▶ [Task requirements] Convert every line of each item below into a JSON list of strings, one string per line, and leave out blank lines.

------------------------------------

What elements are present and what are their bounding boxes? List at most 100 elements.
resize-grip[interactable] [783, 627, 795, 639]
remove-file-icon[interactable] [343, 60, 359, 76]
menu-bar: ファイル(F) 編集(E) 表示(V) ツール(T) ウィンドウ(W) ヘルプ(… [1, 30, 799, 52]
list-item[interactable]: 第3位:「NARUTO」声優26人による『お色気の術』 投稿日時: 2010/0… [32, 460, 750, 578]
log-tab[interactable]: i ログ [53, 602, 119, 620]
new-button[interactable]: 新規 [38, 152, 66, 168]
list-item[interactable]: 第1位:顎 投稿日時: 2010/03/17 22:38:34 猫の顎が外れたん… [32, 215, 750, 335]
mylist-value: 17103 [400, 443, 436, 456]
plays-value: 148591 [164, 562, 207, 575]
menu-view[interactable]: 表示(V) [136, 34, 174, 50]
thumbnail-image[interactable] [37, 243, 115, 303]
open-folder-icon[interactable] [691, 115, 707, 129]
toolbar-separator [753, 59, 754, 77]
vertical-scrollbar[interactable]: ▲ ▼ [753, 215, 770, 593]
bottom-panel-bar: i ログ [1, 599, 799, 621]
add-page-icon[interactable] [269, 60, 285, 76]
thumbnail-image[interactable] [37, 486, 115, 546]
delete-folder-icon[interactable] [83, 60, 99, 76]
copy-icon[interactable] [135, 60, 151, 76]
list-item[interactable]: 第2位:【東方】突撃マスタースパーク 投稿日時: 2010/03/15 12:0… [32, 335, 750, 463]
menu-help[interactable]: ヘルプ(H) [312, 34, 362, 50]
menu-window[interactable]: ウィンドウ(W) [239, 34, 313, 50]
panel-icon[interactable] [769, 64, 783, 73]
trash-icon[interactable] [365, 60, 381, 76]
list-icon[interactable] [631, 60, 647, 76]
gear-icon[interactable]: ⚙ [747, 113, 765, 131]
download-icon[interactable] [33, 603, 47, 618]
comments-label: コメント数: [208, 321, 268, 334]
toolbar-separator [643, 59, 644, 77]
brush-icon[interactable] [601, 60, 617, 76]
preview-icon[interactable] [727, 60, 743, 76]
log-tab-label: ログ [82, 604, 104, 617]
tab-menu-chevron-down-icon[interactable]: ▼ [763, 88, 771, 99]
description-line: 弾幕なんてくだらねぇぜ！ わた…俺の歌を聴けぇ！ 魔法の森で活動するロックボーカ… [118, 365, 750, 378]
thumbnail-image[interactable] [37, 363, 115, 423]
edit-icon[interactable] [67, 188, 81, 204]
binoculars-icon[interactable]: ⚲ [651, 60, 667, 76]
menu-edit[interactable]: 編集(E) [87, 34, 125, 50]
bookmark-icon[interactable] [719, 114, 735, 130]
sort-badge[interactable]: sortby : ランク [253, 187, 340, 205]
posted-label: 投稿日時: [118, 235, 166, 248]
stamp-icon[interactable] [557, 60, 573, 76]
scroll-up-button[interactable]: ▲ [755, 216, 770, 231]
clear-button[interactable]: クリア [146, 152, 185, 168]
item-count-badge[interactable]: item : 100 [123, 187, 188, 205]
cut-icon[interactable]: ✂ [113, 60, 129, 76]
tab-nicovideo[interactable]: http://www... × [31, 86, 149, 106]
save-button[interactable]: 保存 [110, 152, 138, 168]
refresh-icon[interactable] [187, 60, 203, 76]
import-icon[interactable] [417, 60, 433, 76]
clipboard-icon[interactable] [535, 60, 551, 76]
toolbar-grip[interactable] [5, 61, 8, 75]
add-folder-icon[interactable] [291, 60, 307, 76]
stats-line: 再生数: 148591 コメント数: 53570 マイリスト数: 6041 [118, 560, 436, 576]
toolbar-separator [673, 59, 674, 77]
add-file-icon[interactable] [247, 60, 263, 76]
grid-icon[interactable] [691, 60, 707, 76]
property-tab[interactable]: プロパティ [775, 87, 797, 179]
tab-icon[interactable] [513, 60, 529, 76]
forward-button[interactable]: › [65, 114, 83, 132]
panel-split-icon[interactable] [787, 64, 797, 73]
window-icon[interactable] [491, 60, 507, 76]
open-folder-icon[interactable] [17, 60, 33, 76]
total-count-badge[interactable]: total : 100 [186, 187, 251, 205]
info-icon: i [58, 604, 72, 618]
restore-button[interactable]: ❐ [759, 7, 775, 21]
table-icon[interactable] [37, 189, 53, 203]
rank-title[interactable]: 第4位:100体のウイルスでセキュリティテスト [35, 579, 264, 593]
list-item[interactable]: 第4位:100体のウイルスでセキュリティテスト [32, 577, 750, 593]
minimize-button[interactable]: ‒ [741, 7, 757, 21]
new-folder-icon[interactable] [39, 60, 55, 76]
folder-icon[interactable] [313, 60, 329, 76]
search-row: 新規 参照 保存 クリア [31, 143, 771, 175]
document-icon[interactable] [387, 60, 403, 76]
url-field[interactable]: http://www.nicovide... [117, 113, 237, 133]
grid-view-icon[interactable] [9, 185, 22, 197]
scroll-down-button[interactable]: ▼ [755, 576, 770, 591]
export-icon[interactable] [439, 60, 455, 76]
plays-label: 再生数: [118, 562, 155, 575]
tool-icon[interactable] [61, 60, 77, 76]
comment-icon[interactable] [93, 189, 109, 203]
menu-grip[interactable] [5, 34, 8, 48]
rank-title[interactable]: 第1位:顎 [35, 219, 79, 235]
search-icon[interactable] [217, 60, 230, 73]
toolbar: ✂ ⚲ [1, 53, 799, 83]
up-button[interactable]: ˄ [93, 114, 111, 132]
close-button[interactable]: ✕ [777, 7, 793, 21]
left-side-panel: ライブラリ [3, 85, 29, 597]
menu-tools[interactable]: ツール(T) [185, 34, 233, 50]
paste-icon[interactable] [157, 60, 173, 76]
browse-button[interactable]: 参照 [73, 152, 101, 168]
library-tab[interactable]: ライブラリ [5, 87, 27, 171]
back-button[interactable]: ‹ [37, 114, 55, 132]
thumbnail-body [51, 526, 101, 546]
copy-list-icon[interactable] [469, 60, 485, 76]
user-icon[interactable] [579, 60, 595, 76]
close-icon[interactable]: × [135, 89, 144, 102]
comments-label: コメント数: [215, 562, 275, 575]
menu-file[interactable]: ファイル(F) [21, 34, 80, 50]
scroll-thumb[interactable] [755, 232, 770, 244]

------------------------------------

▶ [Written solution]
[
  "What elements are present and what are their bounding boxes? List at most 100 elements.",
  "resize-grip[interactable] [783, 627, 795, 639]",
  "remove-file-icon[interactable] [343, 60, 359, 76]",
  "menu-bar: ファイル(F) 編集(E) 表示(V) ツール(T) ウィンドウ(W) ヘルプ(… [1, 30, 799, 52]",
  "list-item[interactable]: 第3位:「NARUTO」声優26人による『お色気の術』 投稿日時: 2010/0… [32, 460, 750, 578]",
  "log-tab[interactable]: i ログ [53, 602, 119, 620]",
  "new-button[interactable]: 新規 [38, 152, 66, 168]",
  "list-item[interactable]: 第1位:顎 投稿日時: 2010/03/17 22:38:34 猫の顎が外れたん… [32, 215, 750, 335]",
  "mylist-value: 17103 [400, 443, 436, 456]",
  "plays-value: 148591 [164, 562, 207, 575]",
  "menu-view[interactable]: 表示(V) [136, 34, 174, 50]",
  "thumbnail-image[interactable] [37, 243, 115, 303]",
  "open-folder-icon[interactable] [691, 115, 707, 129]",
  "toolbar-separator [753, 59, 754, 77]",
  "vertical-scrollbar[interactable]: ▲ ▼ [753, 215, 770, 593]",
  "bottom-panel-bar: i ログ [1, 599, 799, 621]",
  "add-page-icon[interactable] [269, 60, 285, 76]",
  "thumbnail-image[interactable] [37, 486, 115, 546]",
  "delete-folder-icon[interactable] [83, 60, 99, 76]",
  "copy-icon[interactable] [135, 60, 151, 76]",
  "list-item[interactable]: 第2位:【東方】突撃マスタースパーク 投稿日時: 2010/03/15 12:0… [32, 335, 750, 463]",
  "menu-help[interactable]: ヘルプ(H) [312, 34, 362, 50]",
  "menu-window[interactable]: ウィンドウ(W) [239, 34, 313, 50]",
  "panel-icon[interactable] [769, 64, 783, 73]",
  "trash-icon[interactable] [365, 60, 381, 76]",
  "list-icon[interactable] [631, 60, 647, 76]",
  "gear-icon[interactable]: ⚙ [747, 113, 765, 131]",
  "download-icon[interactable] [33, 603, 47, 618]",
  "comments-label: コメント数: [208, 321, 268, 334]",
  "toolbar-separator [643, 59, 644, 77]",
  "brush-icon[interactable] [601, 60, 617, 76]",
  "preview-icon[interactable] [727, 60, 743, 76]",
  "log-tab-label: ログ [82, 604, 104, 617]",
  "tab-menu-chevron-down-icon[interactable]: ▼ [763, 88, 771, 99]",
  "description-line: 弾幕なんてくだらねぇぜ！ わた…俺の歌を聴けぇ！ 魔法の森で活動するロックボーカ… [118, 365, 750, 378]",
  "thumbnail-image[interactable] [37, 363, 115, 423]",
  "edit-icon[interactable] [67, 188, 81, 204]",
  "binoculars-icon[interactable]: ⚲ [651, 60, 667, 76]",
  "menu-edit[interactable]: 編集(E) [87, 34, 125, 50]",
  "bookmark-icon[interactable] [719, 114, 735, 130]",
  "sort-badge[interactable]: sortby : ランク [253, 187, 340, 205]",
  "posted-label: 投稿日時: [118, 235, 166, 248]",
  "stamp-icon[interactable] [557, 60, 573, 76]",
  "scroll-up-button[interactable]: ▲ [755, 216, 770, 231]",
  "clear-button[interactable]: クリア [146, 152, 185, 168]",
  "item-count-badge[interactable]: item : 100 [123, 187, 188, 205]",
  "cut-icon[interactable]: ✂ [113, 60, 129, 76]",
  "tab-nicovideo[interactable]: http://www... × [31, 86, 149, 106]",
  "save-button[interactable]: 保存 [110, 152, 138, 168]",
  "refresh-icon[interactable] [187, 60, 203, 76]",
  "import-icon[interactable] [417, 60, 433, 76]",
  "clipboard-icon[interactable] [535, 60, 551, 76]",
  "toolbar-grip[interactable] [5, 61, 8, 75]",
  "add-folder-icon[interactable] [291, 60, 307, 76]",
  "stats-line: 再生数: 148591 コメント数: 53570 マイリスト数: 6041 [118, 560, 436, 576]",
  "toolbar-separator [673, 59, 674, 77]",
  "add-file-icon[interactable] [247, 60, 263, 76]",
  "grid-icon[interactable] [691, 60, 707, 76]",
  "property-tab[interactable]: プロパティ [775, 87, 797, 179]",
  "tab-icon[interactable] [513, 60, 529, 76]",
  "forward-button[interactable]: › [65, 114, 83, 132]",
  "panel-split-icon[interactable] [787, 64, 797, 73]",
  "window-icon[interactable] [491, 60, 507, 76]",
  "open-folder-icon[interactable] [17, 60, 33, 76]",
  "total-count-badge[interactable]: total : 100 [186, 187, 251, 205]",
  "info-icon: i [58, 604, 72, 618]",
  "restore-button[interactable]: ❐ [759, 7, 775, 21]",
  "table-icon[interactable] [37, 189, 53, 203]",
  "rank-title[interactable]: 第4位:100体のウイルスでセキュリティテスト [35, 579, 264, 593]",
  "list-item[interactable]: 第4位:100体のウイルスでセキュリティテスト [32, 577, 750, 593]",
  "minimize-button[interactable]: ‒ [741, 7, 757, 21]",
  "new-folder-icon[interactable] [39, 60, 55, 76]",
  "folder-icon[interactable] [313, 60, 329, 76]",
  "search-row: 新規 参照 保存 クリア [31, 143, 771, 175]",
  "document-icon[interactable] [387, 60, 403, 76]",
  "url-field[interactable]: http://www.nicovide... [117, 113, 237, 133]",
  "grid-view-icon[interactable] [9, 185, 22, 197]",
  "scroll-down-button[interactable]: ▼ [755, 576, 770, 591]",
  "export-icon[interactable] [439, 60, 455, 76]",
  "plays-label: 再生数: [118, 562, 155, 575]",
  "tool-icon[interactable] [61, 60, 77, 76]",
  "comment-icon[interactable] [93, 189, 109, 203]",
  "menu-grip[interactable] [5, 34, 8, 48]",
  "rank-title[interactable]: 第1位:顎 [35, 219, 79, 235]",
  "search-icon[interactable] [217, 60, 230, 73]",
  "toolbar: ✂ ⚲ [1, 53, 799, 83]",
  "up-button[interactable]: ˄ [93, 114, 111, 132]",
  "close-button[interactable]: ✕ [777, 7, 793, 21]",
  "left-side-panel: ライブラリ [3, 85, 29, 597]",
  "menu-tools[interactable]: ツール(T) [185, 34, 233, 50]",
  "paste-icon[interactable] [157, 60, 173, 76]",
  "browse-button[interactable]: 参照 [73, 152, 101, 168]",
  "library-tab[interactable]: ライブラリ [5, 87, 27, 171]",
  "back-button[interactable]: ‹ [37, 114, 55, 132]",
  "thumbnail-body [51, 526, 101, 546]",
  "copy-list-icon[interactable] [469, 60, 485, 76]",
  "user-icon[interactable] [579, 60, 595, 76]",
  "close-icon[interactable]: × [135, 89, 144, 102]",
  "comments-label: コメント数: [215, 562, 275, 575]",
  "menu-file[interactable]: ファイル(F) [21, 34, 80, 50]",
  "scroll-thumb[interactable] [755, 232, 770, 244]"
]